* START *
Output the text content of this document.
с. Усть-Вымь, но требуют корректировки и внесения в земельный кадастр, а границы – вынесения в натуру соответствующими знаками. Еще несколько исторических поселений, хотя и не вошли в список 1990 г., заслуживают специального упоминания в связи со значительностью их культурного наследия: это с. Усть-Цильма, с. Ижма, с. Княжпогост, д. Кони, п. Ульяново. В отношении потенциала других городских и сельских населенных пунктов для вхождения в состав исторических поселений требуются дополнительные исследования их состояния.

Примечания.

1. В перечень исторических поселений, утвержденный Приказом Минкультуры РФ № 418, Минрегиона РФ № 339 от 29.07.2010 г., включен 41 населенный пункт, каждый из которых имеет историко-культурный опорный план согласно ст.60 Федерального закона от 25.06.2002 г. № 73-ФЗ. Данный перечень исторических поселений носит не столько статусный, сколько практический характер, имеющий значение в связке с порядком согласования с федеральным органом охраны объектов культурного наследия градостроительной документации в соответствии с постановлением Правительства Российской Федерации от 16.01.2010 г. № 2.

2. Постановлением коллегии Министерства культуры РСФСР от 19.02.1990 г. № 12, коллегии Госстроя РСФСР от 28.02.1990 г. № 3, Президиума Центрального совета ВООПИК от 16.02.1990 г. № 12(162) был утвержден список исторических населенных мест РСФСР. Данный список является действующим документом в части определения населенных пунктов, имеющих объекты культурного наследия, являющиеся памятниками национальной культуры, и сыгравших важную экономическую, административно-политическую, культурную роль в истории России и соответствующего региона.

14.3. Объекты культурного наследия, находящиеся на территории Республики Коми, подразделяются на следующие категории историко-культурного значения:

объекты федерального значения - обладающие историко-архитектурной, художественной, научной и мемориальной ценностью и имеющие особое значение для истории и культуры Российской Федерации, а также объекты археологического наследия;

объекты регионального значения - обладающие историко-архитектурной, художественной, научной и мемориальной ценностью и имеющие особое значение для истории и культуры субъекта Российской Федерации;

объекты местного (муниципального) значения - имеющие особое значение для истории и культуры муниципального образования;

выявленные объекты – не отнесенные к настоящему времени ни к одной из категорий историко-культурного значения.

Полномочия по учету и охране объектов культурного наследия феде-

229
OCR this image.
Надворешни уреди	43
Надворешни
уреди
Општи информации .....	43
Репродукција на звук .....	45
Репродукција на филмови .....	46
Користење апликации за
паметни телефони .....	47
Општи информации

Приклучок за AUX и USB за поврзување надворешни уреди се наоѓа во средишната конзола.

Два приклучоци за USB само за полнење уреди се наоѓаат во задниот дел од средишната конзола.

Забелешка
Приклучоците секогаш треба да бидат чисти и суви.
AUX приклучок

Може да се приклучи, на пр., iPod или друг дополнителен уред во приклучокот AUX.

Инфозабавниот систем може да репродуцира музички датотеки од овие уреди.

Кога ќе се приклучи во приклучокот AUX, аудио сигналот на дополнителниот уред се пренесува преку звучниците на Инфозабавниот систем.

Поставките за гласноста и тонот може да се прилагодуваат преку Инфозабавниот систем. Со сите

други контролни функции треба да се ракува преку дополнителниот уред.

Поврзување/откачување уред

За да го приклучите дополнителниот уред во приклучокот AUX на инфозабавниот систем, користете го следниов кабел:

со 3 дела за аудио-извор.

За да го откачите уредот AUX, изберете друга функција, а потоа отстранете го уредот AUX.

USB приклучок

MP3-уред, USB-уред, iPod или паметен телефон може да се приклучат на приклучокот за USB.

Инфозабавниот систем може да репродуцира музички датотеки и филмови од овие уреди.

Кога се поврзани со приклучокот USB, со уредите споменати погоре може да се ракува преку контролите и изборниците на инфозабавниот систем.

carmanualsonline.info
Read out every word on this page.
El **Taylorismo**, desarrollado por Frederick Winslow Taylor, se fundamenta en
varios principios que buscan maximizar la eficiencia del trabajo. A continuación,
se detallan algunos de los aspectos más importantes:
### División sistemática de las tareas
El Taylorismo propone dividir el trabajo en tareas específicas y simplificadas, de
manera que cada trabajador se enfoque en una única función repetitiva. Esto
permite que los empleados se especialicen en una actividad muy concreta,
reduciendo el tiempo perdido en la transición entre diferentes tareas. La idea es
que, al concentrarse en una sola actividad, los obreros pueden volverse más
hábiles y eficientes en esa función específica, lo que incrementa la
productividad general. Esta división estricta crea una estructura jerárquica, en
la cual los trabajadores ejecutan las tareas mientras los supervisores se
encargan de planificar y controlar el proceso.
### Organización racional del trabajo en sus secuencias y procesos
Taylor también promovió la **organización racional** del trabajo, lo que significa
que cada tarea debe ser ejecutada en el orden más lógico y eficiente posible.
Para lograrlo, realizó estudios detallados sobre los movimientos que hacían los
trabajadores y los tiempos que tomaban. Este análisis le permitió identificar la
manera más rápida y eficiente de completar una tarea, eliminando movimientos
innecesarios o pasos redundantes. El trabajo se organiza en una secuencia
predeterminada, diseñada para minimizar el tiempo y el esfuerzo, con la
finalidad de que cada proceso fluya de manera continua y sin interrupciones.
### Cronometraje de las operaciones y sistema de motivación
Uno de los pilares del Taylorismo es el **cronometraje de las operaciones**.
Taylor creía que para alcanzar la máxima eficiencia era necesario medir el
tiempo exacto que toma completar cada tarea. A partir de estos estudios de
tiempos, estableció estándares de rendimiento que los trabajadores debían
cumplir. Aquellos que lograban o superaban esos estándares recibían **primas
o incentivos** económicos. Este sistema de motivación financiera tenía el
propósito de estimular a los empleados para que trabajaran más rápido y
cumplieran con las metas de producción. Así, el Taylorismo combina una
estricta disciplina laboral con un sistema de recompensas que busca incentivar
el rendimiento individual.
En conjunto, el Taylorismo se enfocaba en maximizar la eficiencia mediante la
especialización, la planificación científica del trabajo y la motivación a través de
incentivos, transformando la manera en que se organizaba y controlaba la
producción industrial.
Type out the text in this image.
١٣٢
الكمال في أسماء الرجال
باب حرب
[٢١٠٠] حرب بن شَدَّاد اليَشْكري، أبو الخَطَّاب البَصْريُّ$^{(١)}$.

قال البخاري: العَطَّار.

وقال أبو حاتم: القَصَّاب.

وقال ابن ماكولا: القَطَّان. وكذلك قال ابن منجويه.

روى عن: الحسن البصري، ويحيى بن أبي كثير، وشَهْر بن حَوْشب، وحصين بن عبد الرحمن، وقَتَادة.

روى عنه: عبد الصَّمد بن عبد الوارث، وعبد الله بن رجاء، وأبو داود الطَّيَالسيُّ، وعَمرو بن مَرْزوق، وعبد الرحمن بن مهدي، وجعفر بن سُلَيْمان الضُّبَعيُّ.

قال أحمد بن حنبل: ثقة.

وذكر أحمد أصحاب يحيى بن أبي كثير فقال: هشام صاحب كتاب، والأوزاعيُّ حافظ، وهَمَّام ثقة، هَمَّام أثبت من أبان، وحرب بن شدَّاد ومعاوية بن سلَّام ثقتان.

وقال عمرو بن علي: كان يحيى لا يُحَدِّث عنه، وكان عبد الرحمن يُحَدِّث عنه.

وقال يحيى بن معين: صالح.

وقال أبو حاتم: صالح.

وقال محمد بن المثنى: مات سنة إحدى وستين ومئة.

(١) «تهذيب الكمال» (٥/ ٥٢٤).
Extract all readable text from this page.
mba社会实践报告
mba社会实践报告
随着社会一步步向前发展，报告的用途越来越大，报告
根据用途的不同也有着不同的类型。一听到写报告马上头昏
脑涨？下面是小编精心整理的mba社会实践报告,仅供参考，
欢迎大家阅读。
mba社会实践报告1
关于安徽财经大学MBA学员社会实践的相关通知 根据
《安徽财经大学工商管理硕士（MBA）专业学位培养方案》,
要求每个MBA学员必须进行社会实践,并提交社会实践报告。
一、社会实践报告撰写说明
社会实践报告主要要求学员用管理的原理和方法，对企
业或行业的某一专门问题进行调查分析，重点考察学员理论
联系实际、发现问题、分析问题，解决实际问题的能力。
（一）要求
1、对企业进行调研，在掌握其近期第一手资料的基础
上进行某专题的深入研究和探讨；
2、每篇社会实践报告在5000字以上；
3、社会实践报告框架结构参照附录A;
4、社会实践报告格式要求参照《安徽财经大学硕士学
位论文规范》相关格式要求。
* END *
- [What the exercise asks]
Which lines in the listing above hold the word "función"? Show each of them.

- [Result]
manera que cada trabajador se enfoque en una única función repetitiva. Esto
hábiles y eficientes en esa función específica, lo que incrementa la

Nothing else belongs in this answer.